[Records from a collection of figures]
+++++

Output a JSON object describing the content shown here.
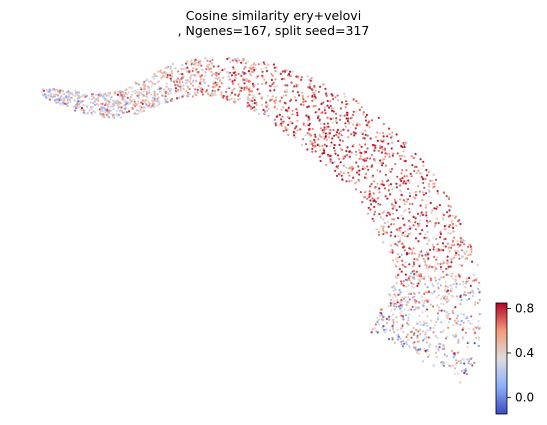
{
  "chart_data": {
    "type": "scatter",
    "title_line1": "Cosine similarity ery+velovi",
    "title_line2": ", Ngenes=167, split seed=317",
    "xlabel": "",
    "ylabel": "",
    "axes_visible": false,
    "grid": false,
    "point_count_estimate": 8000,
    "point_size": "small",
    "description_of_shape": "arc-shaped 2D embedding: thin tail upper-left, broad arch across the top, descending band to a wide blob lower-right",
    "value_pattern": [
      {
        "region": "upper-left tail",
        "typical_value": 0.3
      },
      {
        "region": "arch top-left",
        "typical_value": 0.45
      },
      {
        "region": "arch center",
        "typical_value": 0.75
      },
      {
        "region": "descending band",
        "typical_value": 0.65
      },
      {
        "region": "lower-right blob",
        "typical_value": 0.4
      }
    ],
    "colorbar": {
      "colormap": "coolwarm",
      "vmin": -0.15,
      "vmax": 0.85,
      "ticks": [
        0.0,
        0.4,
        0.8
      ],
      "tick_labels": [
        "0.0",
        "0.4",
        "0.8"
      ],
      "placement": "right"
    }
  }
}
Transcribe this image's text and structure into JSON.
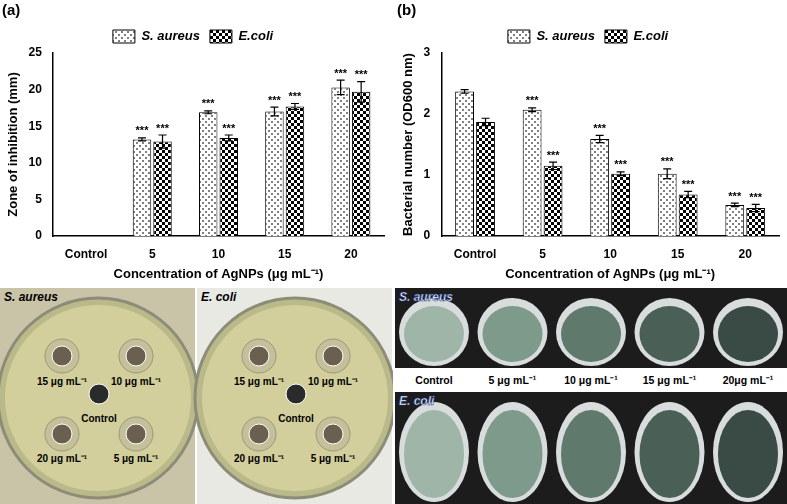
{
  "chart_data": [
    {
      "type": "bar",
      "title": "(a)",
      "categories": [
        "Control",
        "5",
        "10",
        "15",
        "20"
      ],
      "x_label": "Concentration of AgNPs (μg mL⁻¹)",
      "y_label": "Zone of inhibition (mm)",
      "ylim": [
        0,
        25
      ],
      "yticks": [
        0,
        5,
        10,
        15,
        20,
        25
      ],
      "grid": false,
      "legend": "top",
      "series": [
        {
          "name": "S. aureus",
          "color": "#808080",
          "marker": "dots",
          "values": [
            0,
            13.2,
            16.9,
            17.0,
            20.3
          ],
          "errors": [
            0,
            0.2,
            0.2,
            0.6,
            1.0
          ],
          "significance": [
            null,
            "***",
            "***",
            "***",
            "***"
          ]
        },
        {
          "name": "E.coli",
          "color": "#000000",
          "marker": "checks",
          "values": [
            0,
            12.9,
            13.4,
            17.7,
            19.7
          ],
          "errors": [
            0,
            0.9,
            0.4,
            0.4,
            1.4
          ],
          "significance": [
            null,
            "***",
            "***",
            "***",
            "***"
          ]
        }
      ]
    },
    {
      "type": "bar",
      "title": "(b)",
      "categories": [
        "Control",
        "5",
        "10",
        "15",
        "20"
      ],
      "x_label": "Concentration of AgNPs (μg mL⁻¹)",
      "y_label": "Bacterial number (OD600 nm)",
      "ylim": [
        0,
        3
      ],
      "yticks": [
        0,
        1,
        2,
        3
      ],
      "grid": false,
      "legend": "top",
      "series": [
        {
          "name": "S. aureus",
          "color": "#808080",
          "marker": "dots",
          "values": [
            2.37,
            2.07,
            1.59,
            1.02,
            0.51
          ],
          "errors": [
            0.03,
            0.03,
            0.06,
            0.08,
            0.03
          ],
          "significance": [
            null,
            "***",
            "***",
            "***",
            "***"
          ]
        },
        {
          "name": "E.coli",
          "color": "#000000",
          "marker": "checks",
          "values": [
            1.87,
            1.15,
            1.02,
            0.68,
            0.46
          ],
          "errors": [
            0.06,
            0.06,
            0.03,
            0.05,
            0.06
          ],
          "significance": [
            null,
            "***",
            "***",
            "***",
            "***"
          ]
        }
      ]
    }
  ],
  "photos": {
    "plates": [
      {
        "title": "S. aureus",
        "wells": {
          "top_left": "15 μg mL⁻¹",
          "top_right": "10 μg mL⁻¹",
          "center": "Control",
          "bottom_left": "20 μg mL⁻¹",
          "bottom_right": "5 μg mL⁻¹"
        }
      },
      {
        "title": "E. coli",
        "wells": {
          "top_left": "15 μg mL⁻¹",
          "top_right": "10 μg mL⁻¹",
          "center": "Control",
          "bottom_left": "20 μg mL⁻¹",
          "bottom_right": "5 μg mL⁻¹"
        }
      }
    ],
    "wells": {
      "rows": [
        "S. aureus",
        "E. coli"
      ],
      "labels": [
        "Control",
        "5 μg mL⁻¹",
        "10 μg mL⁻¹",
        "15 μg mL⁻¹",
        "20μg mL⁻¹"
      ]
    }
  }
}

+++++

Your task: Return all lines of the data in which the string "arch" appears.

Solution:
    "description_of_shape": "arc-shaped 2D embedding: thin tail upper-left, broad arch across the top, descending band to a wide blob lower-right",
        "region": "arch top-left",
        "region": "arch center",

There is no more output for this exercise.